## BEGIN Provided data
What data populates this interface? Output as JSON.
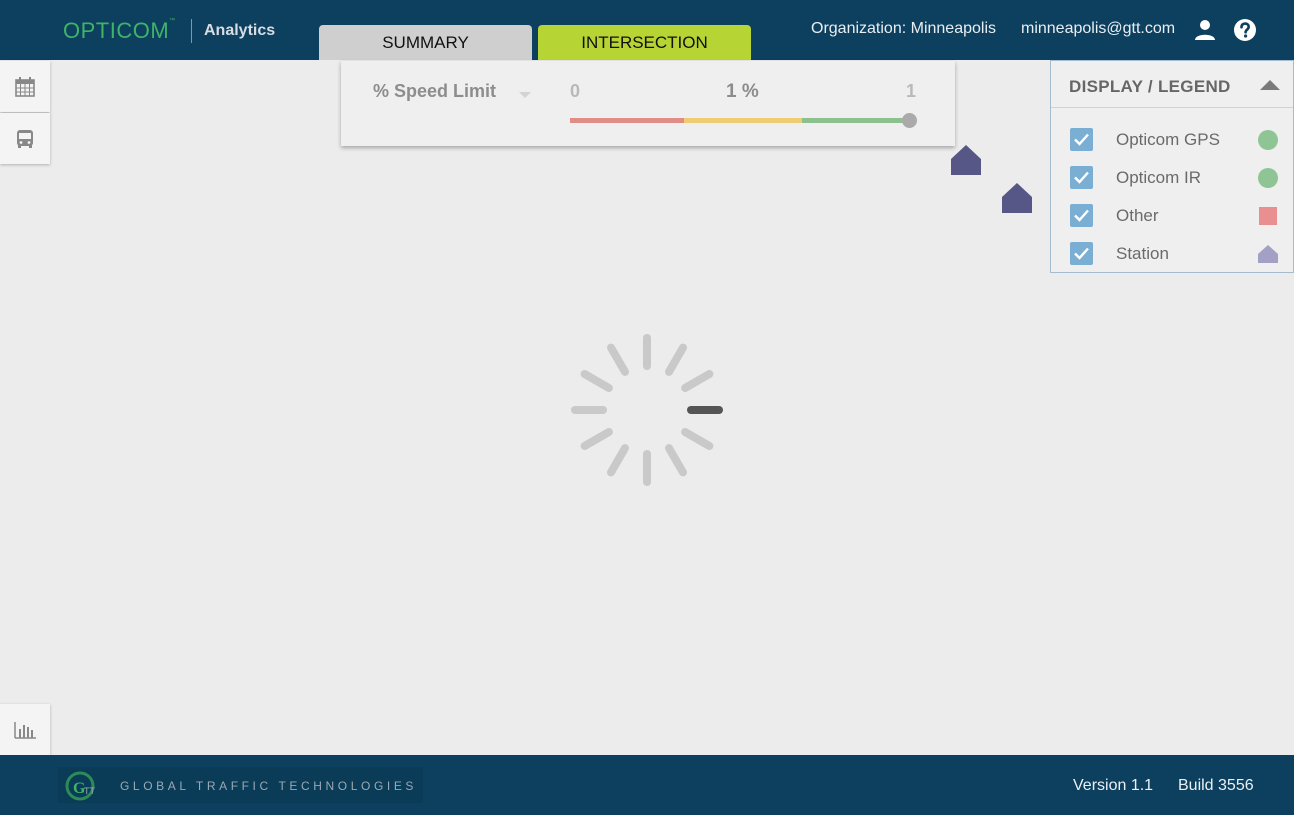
{
  "header": {
    "logo_text": "OPTICOM",
    "logo_sub": "Analytics",
    "tabs": [
      {
        "label": "SUMMARY",
        "active": false
      },
      {
        "label": "INTERSECTION",
        "active": true
      }
    ],
    "organization": "Organization: Minneapolis",
    "email": "minneapolis@gtt.com",
    "user_icon": "user-icon",
    "help_icon": "help-icon"
  },
  "sidebar": {
    "tools": [
      {
        "icon": "calendar-icon"
      },
      {
        "icon": "bus-icon"
      },
      {
        "icon": "bar-chart-icon"
      }
    ]
  },
  "speed_filter": {
    "metric": "% Speed Limit",
    "min": "0",
    "current": "1 %",
    "max": "1",
    "slider_value_fraction": 1.0
  },
  "legend": {
    "title": "DISPLAY / LEGEND",
    "items": [
      {
        "label": "Opticom GPS",
        "checked": true,
        "symbol": "circle",
        "color": "#8fc594"
      },
      {
        "label": "Opticom IR",
        "checked": true,
        "symbol": "circle",
        "color": "#8fc594"
      },
      {
        "label": "Other",
        "checked": true,
        "symbol": "square",
        "color": "#e98f8f"
      },
      {
        "label": "Station",
        "checked": true,
        "symbol": "house",
        "color": "#a3a0c6"
      }
    ]
  },
  "map": {
    "station_marker_color": "#575787",
    "loading": true
  },
  "footer": {
    "company": "GLOBAL TRAFFIC TECHNOLOGIES",
    "version": "Version 1.1",
    "build": "Build 3556"
  },
  "colors": {
    "header_bg": "#0d3f5e",
    "tab_active": "#b6d433",
    "tab_inactive": "#cfcfcf",
    "brand_green": "#3fb36a"
  }
}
## END Provided data
Reproduce each record above by retyping it exactly; omit all images.

* _Exercise solution_:
What data populates this interface? Output as JSON.
{
  "header": {
    "logo_text": "OPTICOM",
    "logo_sub": "Analytics",
    "tabs": [
      {
        "label": "SUMMARY",
        "active": false
      },
      {
        "label": "INTERSECTION",
        "active": true
      }
    ],
    "organization": "Organization: Minneapolis",
    "email": "minneapolis@gtt.com",
    "user_icon": "user-icon",
    "help_icon": "help-icon"
  },
  "sidebar": {
    "tools": [
      {
        "icon": "calendar-icon"
      },
      {
        "icon": "bus-icon"
      },
      {
        "icon": "bar-chart-icon"
      }
    ]
  },
  "speed_filter": {
    "metric": "% Speed Limit",
    "min": "0",
    "current": "1 %",
    "max": "1",
    "slider_value_fraction": 1.0
  },
  "legend": {
    "title": "DISPLAY / LEGEND",
    "items": [
      {
        "label": "Opticom GPS",
        "checked": true,
        "symbol": "circle",
        "color": "#8fc594"
      },
      {
        "label": "Opticom IR",
        "checked": true,
        "symbol": "circle",
        "color": "#8fc594"
      },
      {
        "label": "Other",
        "checked": true,
        "symbol": "square",
        "color": "#e98f8f"
      },
      {
        "label": "Station",
        "checked": true,
        "symbol": "house",
        "color": "#a3a0c6"
      }
    ]
  },
  "map": {
    "station_marker_color": "#575787",
    "loading": true
  },
  "footer": {
    "company": "GLOBAL TRAFFIC TECHNOLOGIES",
    "version": "Version 1.1",
    "build": "Build 3556"
  },
  "colors": {
    "header_bg": "#0d3f5e",
    "tab_active": "#b6d433",
    "tab_inactive": "#cfcfcf",
    "brand_green": "#3fb36a"
  }
}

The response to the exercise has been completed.